──────── Data shown

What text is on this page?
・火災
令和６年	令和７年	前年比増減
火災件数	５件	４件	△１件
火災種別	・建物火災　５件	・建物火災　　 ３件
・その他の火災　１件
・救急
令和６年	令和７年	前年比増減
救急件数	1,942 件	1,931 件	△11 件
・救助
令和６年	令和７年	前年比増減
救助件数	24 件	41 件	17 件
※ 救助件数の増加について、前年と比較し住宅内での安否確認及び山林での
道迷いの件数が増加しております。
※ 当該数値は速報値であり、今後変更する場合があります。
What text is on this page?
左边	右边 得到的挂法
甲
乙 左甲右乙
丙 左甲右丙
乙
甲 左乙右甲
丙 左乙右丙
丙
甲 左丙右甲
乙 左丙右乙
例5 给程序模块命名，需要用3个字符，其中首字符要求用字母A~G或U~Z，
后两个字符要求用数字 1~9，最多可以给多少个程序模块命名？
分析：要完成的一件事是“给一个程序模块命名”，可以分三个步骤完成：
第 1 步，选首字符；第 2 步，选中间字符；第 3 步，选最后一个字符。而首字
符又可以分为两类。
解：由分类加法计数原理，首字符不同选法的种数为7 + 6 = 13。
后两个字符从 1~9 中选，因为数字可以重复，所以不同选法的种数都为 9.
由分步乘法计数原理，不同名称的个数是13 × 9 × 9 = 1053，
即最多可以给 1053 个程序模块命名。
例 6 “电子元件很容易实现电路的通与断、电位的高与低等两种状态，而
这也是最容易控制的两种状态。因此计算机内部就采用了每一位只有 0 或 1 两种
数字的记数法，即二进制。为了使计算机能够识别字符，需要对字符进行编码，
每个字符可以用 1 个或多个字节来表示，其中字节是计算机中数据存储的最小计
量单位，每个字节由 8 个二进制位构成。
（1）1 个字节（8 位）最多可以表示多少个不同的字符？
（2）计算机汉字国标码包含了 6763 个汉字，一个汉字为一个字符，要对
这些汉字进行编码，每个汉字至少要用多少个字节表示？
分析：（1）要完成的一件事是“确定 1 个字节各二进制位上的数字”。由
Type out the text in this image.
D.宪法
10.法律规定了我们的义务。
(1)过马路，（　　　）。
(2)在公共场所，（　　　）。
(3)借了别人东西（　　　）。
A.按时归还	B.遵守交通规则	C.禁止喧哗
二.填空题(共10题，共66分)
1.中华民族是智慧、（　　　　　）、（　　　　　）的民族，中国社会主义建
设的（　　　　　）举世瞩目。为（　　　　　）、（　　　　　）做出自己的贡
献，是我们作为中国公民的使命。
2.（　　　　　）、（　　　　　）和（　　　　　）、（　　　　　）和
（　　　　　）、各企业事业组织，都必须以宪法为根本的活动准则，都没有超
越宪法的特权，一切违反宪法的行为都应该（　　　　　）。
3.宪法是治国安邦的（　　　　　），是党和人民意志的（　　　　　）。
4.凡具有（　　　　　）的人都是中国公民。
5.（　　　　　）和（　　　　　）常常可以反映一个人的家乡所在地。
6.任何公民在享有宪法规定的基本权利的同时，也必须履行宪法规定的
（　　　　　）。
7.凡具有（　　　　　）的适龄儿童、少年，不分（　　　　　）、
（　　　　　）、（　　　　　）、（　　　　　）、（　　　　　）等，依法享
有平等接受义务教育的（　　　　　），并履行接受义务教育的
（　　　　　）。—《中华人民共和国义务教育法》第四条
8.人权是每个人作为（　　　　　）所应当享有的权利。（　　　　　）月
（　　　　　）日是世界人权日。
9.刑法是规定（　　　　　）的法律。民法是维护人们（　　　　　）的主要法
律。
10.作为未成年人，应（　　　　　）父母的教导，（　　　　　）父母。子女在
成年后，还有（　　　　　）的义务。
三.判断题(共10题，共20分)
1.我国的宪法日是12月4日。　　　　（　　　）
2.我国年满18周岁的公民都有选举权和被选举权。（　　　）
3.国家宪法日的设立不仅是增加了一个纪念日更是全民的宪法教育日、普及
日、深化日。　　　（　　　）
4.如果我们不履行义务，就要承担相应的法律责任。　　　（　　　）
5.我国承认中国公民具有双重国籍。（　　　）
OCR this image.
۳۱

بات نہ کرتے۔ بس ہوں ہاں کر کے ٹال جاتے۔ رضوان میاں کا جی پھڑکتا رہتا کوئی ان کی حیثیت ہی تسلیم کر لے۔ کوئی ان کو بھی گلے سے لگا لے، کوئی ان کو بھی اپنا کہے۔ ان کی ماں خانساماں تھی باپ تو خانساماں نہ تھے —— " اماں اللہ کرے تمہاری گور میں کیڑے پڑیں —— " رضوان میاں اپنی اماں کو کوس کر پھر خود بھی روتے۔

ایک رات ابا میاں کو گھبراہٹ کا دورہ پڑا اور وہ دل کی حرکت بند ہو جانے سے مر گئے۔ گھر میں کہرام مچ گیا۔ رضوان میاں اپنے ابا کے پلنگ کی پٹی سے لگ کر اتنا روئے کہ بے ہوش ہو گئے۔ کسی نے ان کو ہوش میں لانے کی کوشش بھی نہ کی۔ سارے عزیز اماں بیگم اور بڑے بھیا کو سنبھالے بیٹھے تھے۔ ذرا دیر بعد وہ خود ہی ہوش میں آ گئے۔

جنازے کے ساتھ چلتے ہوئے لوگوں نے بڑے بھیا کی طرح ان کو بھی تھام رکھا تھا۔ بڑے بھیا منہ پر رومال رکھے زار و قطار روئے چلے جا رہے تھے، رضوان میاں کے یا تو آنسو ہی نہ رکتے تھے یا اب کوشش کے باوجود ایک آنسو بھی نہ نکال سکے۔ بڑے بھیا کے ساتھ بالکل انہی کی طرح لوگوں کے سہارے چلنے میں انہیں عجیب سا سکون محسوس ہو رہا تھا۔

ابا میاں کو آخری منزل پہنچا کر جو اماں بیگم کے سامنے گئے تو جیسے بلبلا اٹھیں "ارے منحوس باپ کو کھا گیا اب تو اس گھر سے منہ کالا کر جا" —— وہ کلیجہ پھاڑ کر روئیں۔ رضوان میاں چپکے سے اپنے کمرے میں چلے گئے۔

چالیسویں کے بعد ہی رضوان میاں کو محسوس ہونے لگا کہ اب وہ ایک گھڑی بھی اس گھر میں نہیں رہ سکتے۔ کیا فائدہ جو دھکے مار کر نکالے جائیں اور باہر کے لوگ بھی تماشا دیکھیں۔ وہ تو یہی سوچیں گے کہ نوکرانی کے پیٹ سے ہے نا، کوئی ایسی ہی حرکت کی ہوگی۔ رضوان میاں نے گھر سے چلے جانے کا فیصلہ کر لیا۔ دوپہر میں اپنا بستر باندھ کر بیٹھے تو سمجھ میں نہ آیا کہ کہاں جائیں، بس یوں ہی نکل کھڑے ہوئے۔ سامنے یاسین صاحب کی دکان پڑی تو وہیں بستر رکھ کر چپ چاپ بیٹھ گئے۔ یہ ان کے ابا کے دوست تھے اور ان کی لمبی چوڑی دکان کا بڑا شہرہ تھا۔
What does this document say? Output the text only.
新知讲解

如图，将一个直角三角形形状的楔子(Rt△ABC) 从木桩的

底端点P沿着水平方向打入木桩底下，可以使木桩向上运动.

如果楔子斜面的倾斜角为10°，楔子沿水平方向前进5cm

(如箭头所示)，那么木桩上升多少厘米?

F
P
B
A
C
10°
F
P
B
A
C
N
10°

────────────────

◆ **What this task involves**:
Return each entry from above without altering a single character.

◆ **Reply**:
What text is on this page?
・火災
令和６年	令和７年	前年比増減
火災件数	５件	４件	△１件
火災種別	・建物火災　５件	・建物火災　　 ３件
・その他の火災　１件
・救急
令和６年	令和７年	前年比増減
救急件数	1,942 件	1,931 件	△11 件
・救助
令和６年	令和７年	前年比増減
救助件数	24 件	41 件	17 件
※ 救助件数の増加について、前年と比較し住宅内での安否確認及び山林での
道迷いの件数が増加しております。
※ 当該数値は速報値であり、今後変更する場合があります。
What text is on this page?
左边	右边 得到的挂法
甲
乙 左甲右乙
丙 左甲右丙
乙
甲 左乙右甲
丙 左乙右丙
丙
甲 左丙右甲
乙 左丙右乙
例5 给程序模块命名，需要用3个字符，其中首字符要求用字母A~G或U~Z，
后两个字符要求用数字 1~9，最多可以给多少个程序模块命名？
分析：要完成的一件事是“给一个程序模块命名”，可以分三个步骤完成：
第 1 步，选首字符；第 2 步，选中间字符；第 3 步，选最后一个字符。而首字
符又可以分为两类。
解：由分类加法计数原理，首字符不同选法的种数为7 + 6 = 13。
后两个字符从 1~9 中选，因为数字可以重复，所以不同选法的种数都为 9.
由分步乘法计数原理，不同名称的个数是13 × 9 × 9 = 1053，
即最多可以给 1053 个程序模块命名。
例 6 “电子元件很容易实现电路的通与断、电位的高与低等两种状态，而
这也是最容易控制的两种状态。因此计算机内部就采用了每一位只有 0 或 1 两种
数字的记数法，即二进制。为了使计算机能够识别字符，需要对字符进行编码，
每个字符可以用 1 个或多个字节来表示，其中字节是计算机中数据存储的最小计
量单位，每个字节由 8 个二进制位构成。
（1）1 个字节（8 位）最多可以表示多少个不同的字符？
（2）计算机汉字国标码包含了 6763 个汉字，一个汉字为一个字符，要对
这些汉字进行编码，每个汉字至少要用多少个字节表示？
分析：（1）要完成的一件事是“确定 1 个字节各二进制位上的数字”。由
Type out the text in this image.
D.宪法
10.法律规定了我们的义务。
(1)过马路，（　　　）。
(2)在公共场所，（　　　）。
(3)借了别人东西（　　　）。
A.按时归还	B.遵守交通规则	C.禁止喧哗
二.填空题(共10题，共66分)
1.中华民族是智慧、（　　　　　）、（　　　　　）的民族，中国社会主义建
设的（　　　　　）举世瞩目。为（　　　　　）、（　　　　　）做出自己的贡
献，是我们作为中国公民的使命。
2.（　　　　　）、（　　　　　）和（　　　　　）、（　　　　　）和
（　　　　　）、各企业事业组织，都必须以宪法为根本的活动准则，都没有超
越宪法的特权，一切违反宪法的行为都应该（　　　　　）。
3.宪法是治国安邦的（　　　　　），是党和人民意志的（　　　　　）。
4.凡具有（　　　　　）的人都是中国公民。
5.（　　　　　）和（　　　　　）常常可以反映一个人的家乡所在地。
6.任何公民在享有宪法规定的基本权利的同时，也必须履行宪法规定的
（　　　　　）。
7.凡具有（　　　　　）的适龄儿童、少年，不分（　　　　　）、
（　　　　　）、（　　　　　）、（　　　　　）、（　　　　　）等，依法享
有平等接受义务教育的（　　　　　），并履行接受义务教育的
（　　　　　）。—《中华人民共和国义务教育法》第四条
8.人权是每个人作为（　　　　　）所应当享有的权利。（　　　　　）月
（　　　　　）日是世界人权日。
9.刑法是规定（　　　　　）的法律。民法是维护人们（　　　　　）的主要法
律。
10.作为未成年人，应（　　　　　）父母的教导，（　　　　　）父母。子女在
成年后，还有（　　　　　）的义务。
三.判断题(共10题，共20分)
1.我国的宪法日是12月4日。　　　　（　　　）
2.我国年满18周岁的公民都有选举权和被选举权。（　　　）
3.国家宪法日的设立不仅是增加了一个纪念日更是全民的宪法教育日、普及
日、深化日。　　　（　　　）
4.如果我们不履行义务，就要承担相应的法律责任。　　　（　　　）
5.我国承认中国公民具有双重国籍。（　　　）
OCR this image.
۳۱

بات نہ کرتے۔ بس ہوں ہاں کر کے ٹال جاتے۔ رضوان میاں کا جی پھڑکتا رہتا کوئی ان کی حیثیت ہی تسلیم کر لے۔ کوئی ان کو بھی گلے سے لگا لے، کوئی ان کو بھی اپنا کہے۔ ان کی ماں خانساماں تھی باپ تو خانساماں نہ تھے —— " اماں اللہ کرے تمہاری گور میں کیڑے پڑیں —— " رضوان میاں اپنی اماں کو کوس کر پھر خود بھی روتے۔

ایک رات ابا میاں کو گھبراہٹ کا دورہ پڑا اور وہ دل کی حرکت بند ہو جانے سے مر گئے۔ گھر میں کہرام مچ گیا۔ رضوان میاں اپنے ابا کے پلنگ کی پٹی سے لگ کر اتنا روئے کہ بے ہوش ہو گئے۔ کسی نے ان کو ہوش میں لانے کی کوشش بھی نہ کی۔ سارے عزیز اماں بیگم اور بڑے بھیا کو سنبھالے بیٹھے تھے۔ ذرا دیر بعد وہ خود ہی ہوش میں آ گئے۔

جنازے کے ساتھ چلتے ہوئے لوگوں نے بڑے بھیا کی طرح ان کو بھی تھام رکھا تھا۔ بڑے بھیا منہ پر رومال رکھے زار و قطار روئے چلے جا رہے تھے، رضوان میاں کے یا تو آنسو ہی نہ رکتے تھے یا اب کوشش کے باوجود ایک آنسو بھی نہ نکال سکے۔ بڑے بھیا کے ساتھ بالکل انہی کی طرح لوگوں کے سہارے چلنے میں انہیں عجیب سا سکون محسوس ہو رہا تھا۔

ابا میاں کو آخری منزل پہنچا کر جو اماں بیگم کے سامنے گئے تو جیسے بلبلا اٹھیں "ارے منحوس باپ کو کھا گیا اب تو اس گھر سے منہ کالا کر جا" —— وہ کلیجہ پھاڑ کر روئیں۔ رضوان میاں چپکے سے اپنے کمرے میں چلے گئے۔

چالیسویں کے بعد ہی رضوان میاں کو محسوس ہونے لگا کہ اب وہ ایک گھڑی بھی اس گھر میں نہیں رہ سکتے۔ کیا فائدہ جو دھکے مار کر نکالے جائیں اور باہر کے لوگ بھی تماشا دیکھیں۔ وہ تو یہی سوچیں گے کہ نوکرانی کے پیٹ سے ہے نا، کوئی ایسی ہی حرکت کی ہوگی۔ رضوان میاں نے گھر سے چلے جانے کا فیصلہ کر لیا۔ دوپہر میں اپنا بستر باندھ کر بیٹھے تو سمجھ میں نہ آیا کہ کہاں جائیں، بس یوں ہی نکل کھڑے ہوئے۔ سامنے یاسین صاحب کی دکان پڑی تو وہیں بستر رکھ کر چپ چاپ بیٹھ گئے۔ یہ ان کے ابا کے دوست تھے اور ان کی لمبی چوڑی دکان کا بڑا شہرہ تھا۔
What does this document say? Output the text only.
新知讲解

如图，将一个直角三角形形状的楔子(Rt△ABC) 从木桩的

底端点P沿着水平方向打入木桩底下，可以使木桩向上运动.

如果楔子斜面的倾斜角为10°，楔子沿水平方向前进5cm

(如箭头所示)，那么木桩上升多少厘米?

F
P
B
A
C
10°
F
P
B
A
C
N
10°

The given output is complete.